Exercise goal: The entries below are to be repeated exactly as they stand.

(Rows from a dataset)
%%
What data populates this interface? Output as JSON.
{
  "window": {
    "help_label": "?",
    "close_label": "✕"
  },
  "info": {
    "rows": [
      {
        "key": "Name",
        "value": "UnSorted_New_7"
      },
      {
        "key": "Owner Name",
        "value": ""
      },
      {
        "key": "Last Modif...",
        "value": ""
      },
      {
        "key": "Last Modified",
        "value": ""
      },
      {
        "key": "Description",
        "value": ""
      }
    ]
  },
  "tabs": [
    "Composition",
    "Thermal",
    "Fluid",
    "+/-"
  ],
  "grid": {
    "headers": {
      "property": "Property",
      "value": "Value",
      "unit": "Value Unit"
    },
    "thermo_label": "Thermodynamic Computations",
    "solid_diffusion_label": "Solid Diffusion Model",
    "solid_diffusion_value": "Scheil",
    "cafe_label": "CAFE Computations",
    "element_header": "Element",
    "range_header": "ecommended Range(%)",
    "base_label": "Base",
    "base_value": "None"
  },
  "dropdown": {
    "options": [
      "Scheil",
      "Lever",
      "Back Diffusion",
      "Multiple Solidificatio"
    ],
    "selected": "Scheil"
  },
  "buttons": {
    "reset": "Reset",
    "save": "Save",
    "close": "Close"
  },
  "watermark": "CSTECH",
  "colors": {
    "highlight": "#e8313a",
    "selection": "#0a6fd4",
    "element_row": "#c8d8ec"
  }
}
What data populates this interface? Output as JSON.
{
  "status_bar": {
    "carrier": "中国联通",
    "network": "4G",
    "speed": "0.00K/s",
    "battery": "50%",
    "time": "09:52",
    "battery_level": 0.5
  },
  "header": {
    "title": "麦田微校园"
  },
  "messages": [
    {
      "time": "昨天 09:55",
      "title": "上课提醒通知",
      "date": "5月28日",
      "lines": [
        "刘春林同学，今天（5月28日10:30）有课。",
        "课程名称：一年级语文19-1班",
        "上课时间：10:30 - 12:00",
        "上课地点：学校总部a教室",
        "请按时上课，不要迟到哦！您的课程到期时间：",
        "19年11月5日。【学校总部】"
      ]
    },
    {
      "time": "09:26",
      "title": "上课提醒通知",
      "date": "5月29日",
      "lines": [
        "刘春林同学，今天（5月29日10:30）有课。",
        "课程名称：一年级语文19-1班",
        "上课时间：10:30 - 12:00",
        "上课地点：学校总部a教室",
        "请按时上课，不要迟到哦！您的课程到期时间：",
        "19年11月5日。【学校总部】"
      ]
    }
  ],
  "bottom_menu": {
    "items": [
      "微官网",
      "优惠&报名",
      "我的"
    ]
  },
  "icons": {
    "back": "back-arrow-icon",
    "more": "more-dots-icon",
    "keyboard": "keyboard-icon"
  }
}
%%
Written solution:
What data populates this interface? Output as JSON.
{
  "window": {
    "help_label": "?",
    "close_label": "✕"
  },
  "info": {
    "rows": [
      {
        "key": "Name",
        "value": "UnSorted_New_7"
      },
      {
        "key": "Owner Name",
        "value": ""
      },
      {
        "key": "Last Modif...",
        "value": ""
      },
      {
        "key": "Last Modified",
        "value": ""
      },
      {
        "key": "Description",
        "value": ""
      }
    ]
  },
  "tabs": [
    "Composition",
    "Thermal",
    "Fluid",
    "+/-"
  ],
  "grid": {
    "headers": {
      "property": "Property",
      "value": "Value",
      "unit": "Value Unit"
    },
    "thermo_label": "Thermodynamic Computations",
    "solid_diffusion_label": "Solid Diffusion Model",
    "solid_diffusion_value": "Scheil",
    "cafe_label": "CAFE Computations",
    "element_header": "Element",
    "range_header": "ecommended Range(%)",
    "base_label": "Base",
    "base_value": "None"
  },
  "dropdown": {
    "options": [
      "Scheil",
      "Lever",
      "Back Diffusion",
      "Multiple Solidificatio"
    ],
    "selected": "Scheil"
  },
  "buttons": {
    "reset": "Reset",
    "save": "Save",
    "close": "Close"
  },
  "watermark": "CSTECH",
  "colors": {
    "highlight": "#e8313a",
    "selection": "#0a6fd4",
    "element_row": "#c8d8ec"
  }
}
What data populates this interface? Output as JSON.
{
  "status_bar": {
    "carrier": "中国联通",
    "network": "4G",
    "speed": "0.00K/s",
    "battery": "50%",
    "time": "09:52",
    "battery_level": 0.5
  },
  "header": {
    "title": "麦田微校园"
  },
  "messages": [
    {
      "time": "昨天 09:55",
      "title": "上课提醒通知",
      "date": "5月28日",
      "lines": [
        "刘春林同学，今天（5月28日10:30）有课。",
        "课程名称：一年级语文19-1班",
        "上课时间：10:30 - 12:00",
        "上课地点：学校总部a教室",
        "请按时上课，不要迟到哦！您的课程到期时间：",
        "19年11月5日。【学校总部】"
      ]
    },
    {
      "time": "09:26",
      "title": "上课提醒通知",
      "date": "5月29日",
      "lines": [
        "刘春林同学，今天（5月29日10:30）有课。",
        "课程名称：一年级语文19-1班",
        "上课时间：10:30 - 12:00",
        "上课地点：学校总部a教室",
        "请按时上课，不要迟到哦！您的课程到期时间：",
        "19年11月5日。【学校总部】"
      ]
    }
  ],
  "bottom_menu": {
    "items": [
      "微官网",
      "优惠&报名",
      "我的"
    ]
  },
  "icons": {
    "back": "back-arrow-icon",
    "more": "more-dots-icon",
    "keyboard": "keyboard-icon"
  }
}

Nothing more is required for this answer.